TASK INSTRUCTIONS
Select all lines with the string "pjohanson" in them, and copy those lines.

RECORDS FOR THE EXERCISE

---

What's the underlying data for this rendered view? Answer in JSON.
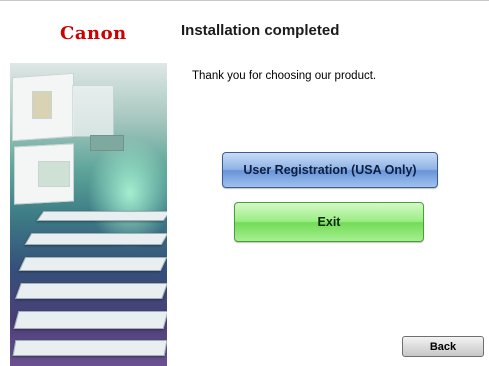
{
  "brand": {
    "logo_text": "Canon",
    "logo_color": "#cc0000"
  },
  "header": {
    "title": "Installation completed"
  },
  "main": {
    "message": "Thank you for choosing our product.",
    "buttons": {
      "registration_label": "User Registration (USA Only)",
      "exit_label": "Exit",
      "back_label": "Back"
    }
  },
  "colors": {
    "registration_button": "#8fb3e6",
    "exit_button": "#9bed84",
    "back_button": "#dcdcdc"
  }
}
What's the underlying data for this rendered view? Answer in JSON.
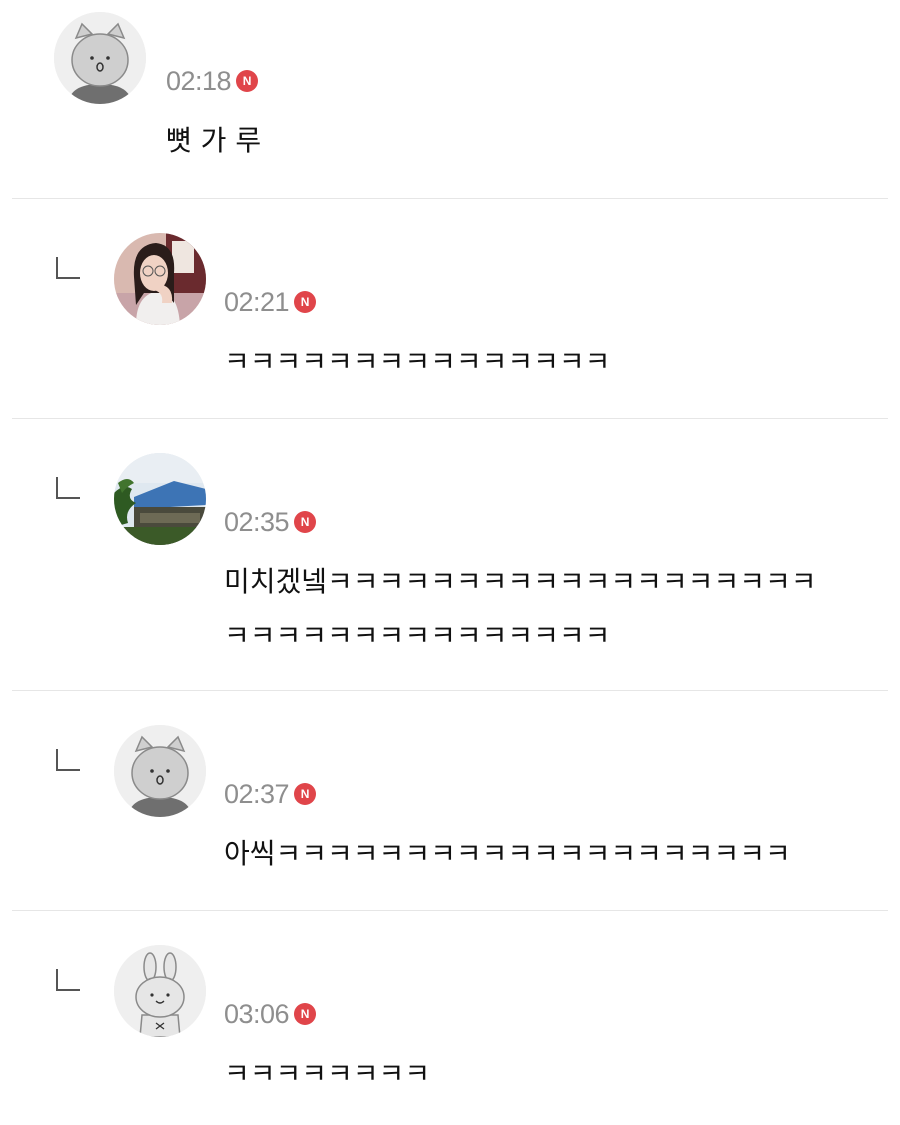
{
  "comments": [
    {
      "time": "02:18",
      "badge": "N",
      "avatar_icon": "cat-default-avatar",
      "text": "뼛 가 루"
    },
    {
      "time": "02:21",
      "badge": "N",
      "avatar_icon": "user-photo-avatar",
      "text": "ㅋㅋㅋㅋㅋㅋㅋㅋㅋㅋㅋㅋㅋㅋㅋ"
    },
    {
      "time": "02:35",
      "badge": "N",
      "avatar_icon": "building-photo-avatar",
      "text": "미치겠넼ㅋㅋㅋㅋㅋㅋㅋㅋㅋㅋㅋㅋㅋㅋㅋㅋㅋㅋㅋㅋㅋㅋㅋㅋㅋㅋㅋㅋㅋㅋㅋㅋㅋㅋ"
    },
    {
      "time": "02:37",
      "badge": "N",
      "avatar_icon": "cat-default-avatar",
      "text": "아씩ㅋㅋㅋㅋㅋㅋㅋㅋㅋㅋㅋㅋㅋㅋㅋㅋㅋㅋㅋㅋ"
    },
    {
      "time": "03:06",
      "badge": "N",
      "avatar_icon": "rabbit-default-avatar",
      "text": "ㅋㅋㅋㅋㅋㅋㅋㅋ"
    }
  ],
  "colors": {
    "time": "#8e8e8e",
    "badge": "#e0454a",
    "divider": "#e6e6e6",
    "text": "#111111"
  }
}
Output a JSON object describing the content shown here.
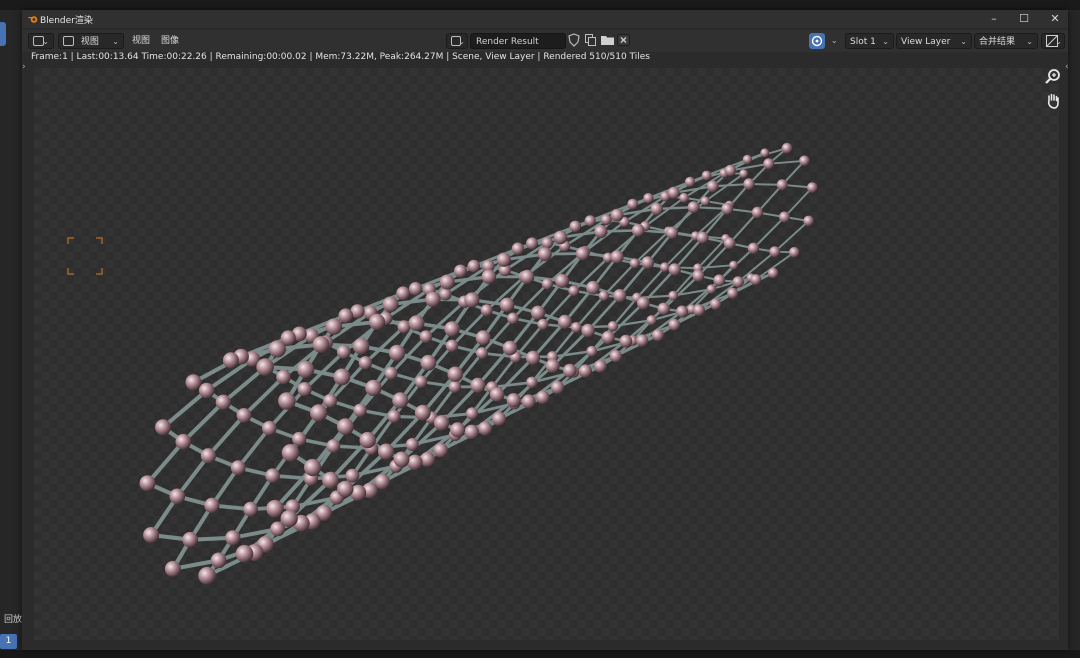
{
  "window": {
    "title": "Blender渲染",
    "minimize_glyph": "–",
    "maximize_glyph": "☐",
    "close_glyph": "✕"
  },
  "header": {
    "editor_icon": "image-editor-icon",
    "view_menu_icon_label": "视图",
    "menu_view": "视图",
    "menu_image": "图像",
    "image_name": "Render Result",
    "slot": "Slot 1",
    "view_layer": "View Layer",
    "pass": "合并结果"
  },
  "status": {
    "text": "Frame:1 | Last:00:13.64 Time:00:22.26 | Remaining:00:00.02 | Mem:73.22M, Peak:264.27M | Scene, View Layer | Rendered 510/510 Tiles"
  },
  "background": {
    "bottom_label": "回放",
    "frame_number": "1"
  },
  "colors": {
    "accent": "#4772b3",
    "atom": "#b08a93",
    "bond": "#7b8b8a",
    "crop_marker": "#d97a1a"
  },
  "render": {
    "subject": "nanotube-render",
    "rings": 12,
    "sections": 20
  }
}
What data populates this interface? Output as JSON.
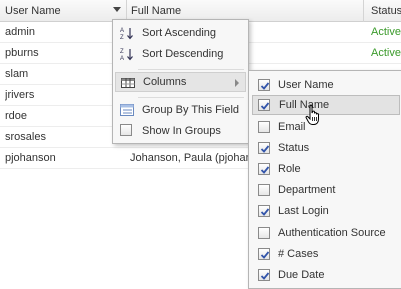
{
  "columns": {
    "user": "User Name",
    "full": "Full Name",
    "status": "Status"
  },
  "rows": [
    {
      "user": "admin",
      "full": "",
      "status": "Active"
    },
    {
      "user": "pburns",
      "full": "",
      "status": "Active"
    },
    {
      "user": "slam",
      "full": "",
      "status": ""
    },
    {
      "user": "jrivers",
      "full": "",
      "status": ""
    },
    {
      "user": "rdoe",
      "full": "",
      "status": ""
    },
    {
      "user": "srosales",
      "full": "",
      "status": ""
    },
    {
      "user": "pjohanson",
      "full": "Johanson, Paula (pjohanson)",
      "status": ""
    }
  ],
  "menu": {
    "sort_asc": "Sort Ascending",
    "sort_desc": "Sort Descending",
    "columns": "Columns",
    "group_by": "Group By This Field",
    "show_groups": "Show In Groups"
  },
  "column_options": [
    {
      "label": "User Name",
      "checked": true
    },
    {
      "label": "Full Name",
      "checked": true
    },
    {
      "label": "Email",
      "checked": false
    },
    {
      "label": "Status",
      "checked": true
    },
    {
      "label": "Role",
      "checked": true
    },
    {
      "label": "Department",
      "checked": false
    },
    {
      "label": "Last Login",
      "checked": true
    },
    {
      "label": "Authentication Source",
      "checked": false
    },
    {
      "label": "# Cases",
      "checked": true
    },
    {
      "label": "Due Date",
      "checked": true
    }
  ],
  "colors": {
    "status_active": "#3a9a2a",
    "checkmark": "#3355aa"
  }
}
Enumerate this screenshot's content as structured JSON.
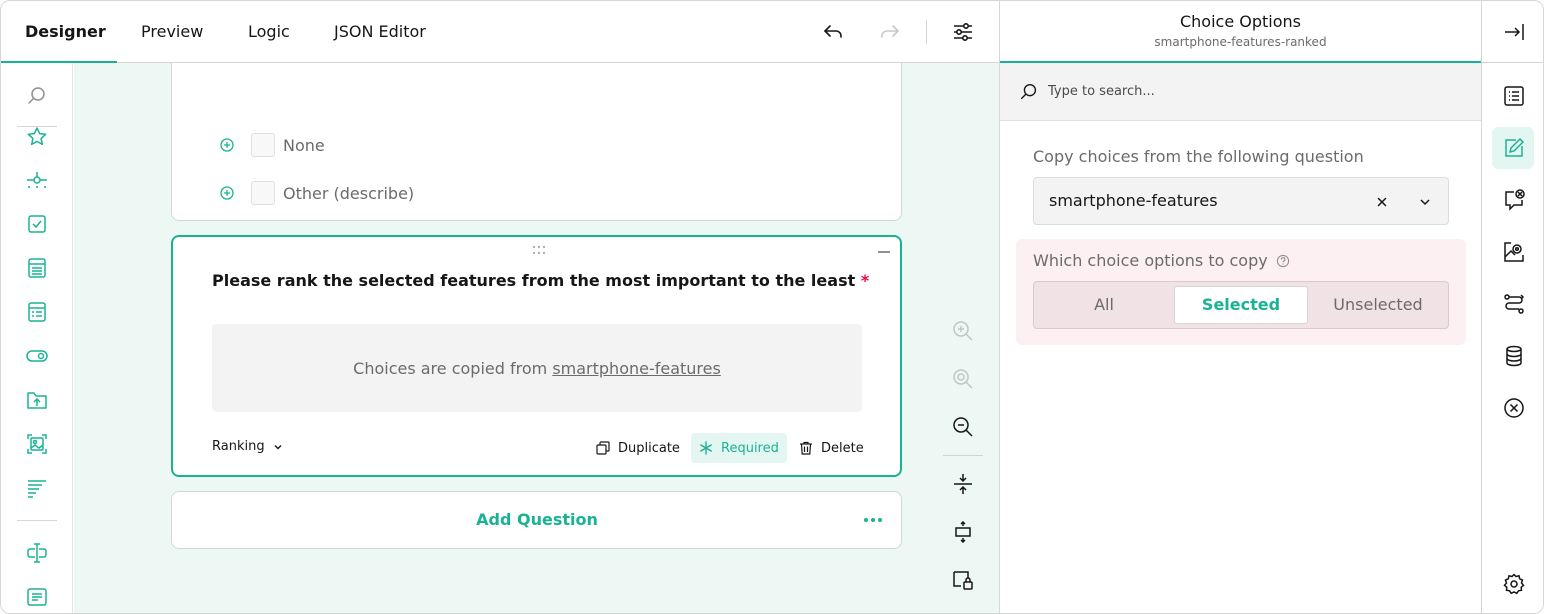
{
  "topbar": {
    "tabs": [
      {
        "label": "Designer",
        "active": true
      },
      {
        "label": "Preview",
        "active": false
      },
      {
        "label": "Logic",
        "active": false
      },
      {
        "label": "JSON Editor",
        "active": false
      }
    ],
    "icons": [
      "undo-icon",
      "redo-icon",
      "settings-sliders-icon"
    ]
  },
  "toolbox": {
    "icons": [
      "search-icon",
      "rating-star-icon",
      "slider-icon",
      "checkbox-icon",
      "dropdown-list-icon",
      "multi-select-icon",
      "toggle-icon",
      "file-upload-icon",
      "image-picker-icon",
      "ranking-icon",
      "text-input-icon",
      "comment-icon"
    ]
  },
  "canvas": {
    "previous_choices": [
      "None",
      "Other (describe)"
    ],
    "question": {
      "title": "Please rank the selected features from the most important to the least",
      "required_mark": "*",
      "copied_prefix": "Choices are copied from",
      "copied_source": "smartphone-features",
      "type_label": "Ranking",
      "actions": {
        "duplicate": "Duplicate",
        "required": "Required",
        "delete": "Delete"
      }
    },
    "add_question": "Add Question",
    "zoom_icons": [
      "zoom-in-icon",
      "zoom-to-fit-icon",
      "zoom-out-icon",
      "collapse-all-icon",
      "expand-all-icon",
      "lock-question-icon"
    ]
  },
  "panel": {
    "title": "Choice Options",
    "subtitle": "smartphone-features-ranked",
    "search_placeholder": "Type to search...",
    "copy_from_label": "Copy choices from the following question",
    "copy_from_value": "smartphone-features",
    "which_label": "Which choice options to copy",
    "options": [
      {
        "label": "All",
        "selected": false
      },
      {
        "label": "Selected",
        "selected": true
      },
      {
        "label": "Unselected",
        "selected": false
      }
    ]
  },
  "rail": {
    "icons": [
      "collapse-panel-icon",
      "general-list-icon",
      "choice-edit-icon",
      "conditions-icon",
      "validation-icon",
      "logic-flow-icon",
      "data-icon",
      "clear-icon",
      "settings-gear-icon"
    ],
    "active": "choice-edit-icon"
  },
  "colors": {
    "accent": "#19b394",
    "canvas_bg": "#edf7f4",
    "required_red": "#e60a3e",
    "warning_bg": "#fdf0f2"
  }
}
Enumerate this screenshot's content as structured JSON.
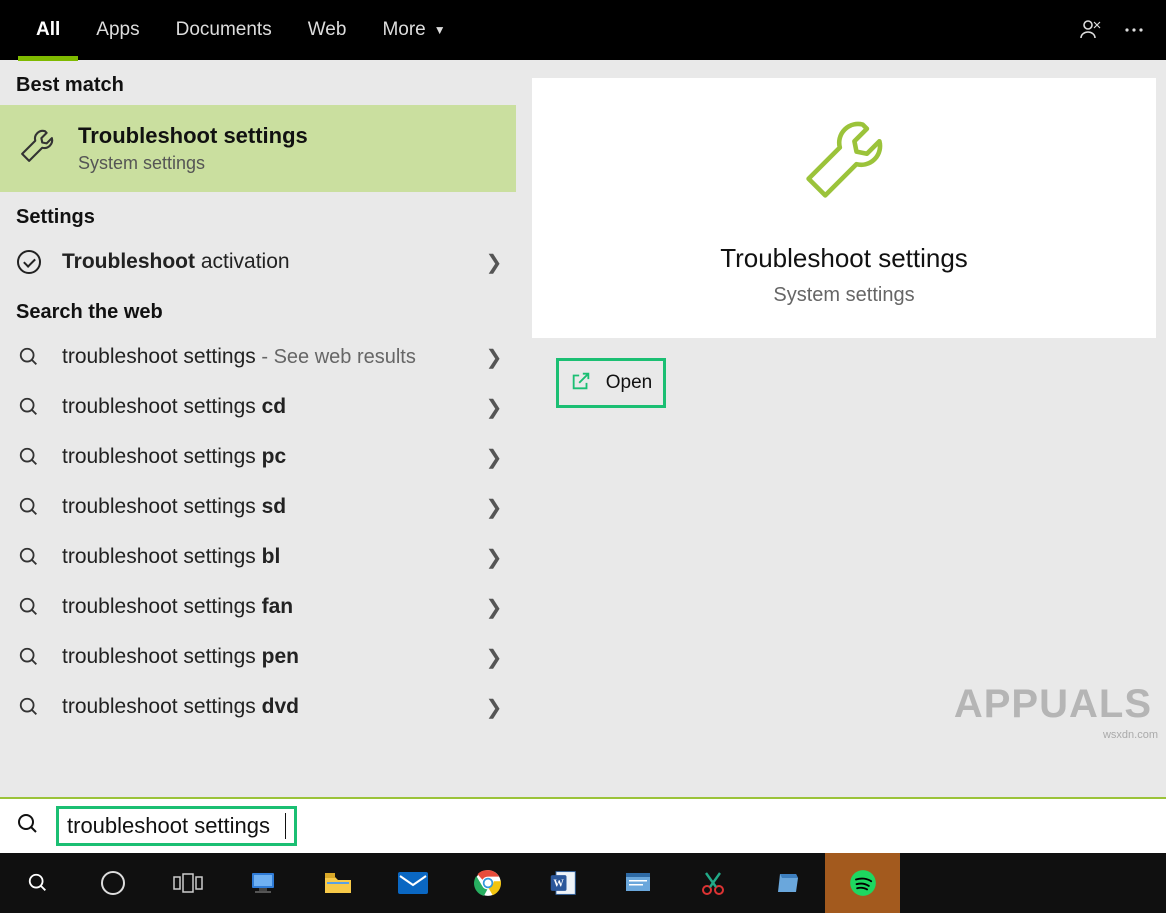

---

THE COMPLETED TASK
      "user": "pjohanson",
      "full": "Johanson, Paula (pjohanson)",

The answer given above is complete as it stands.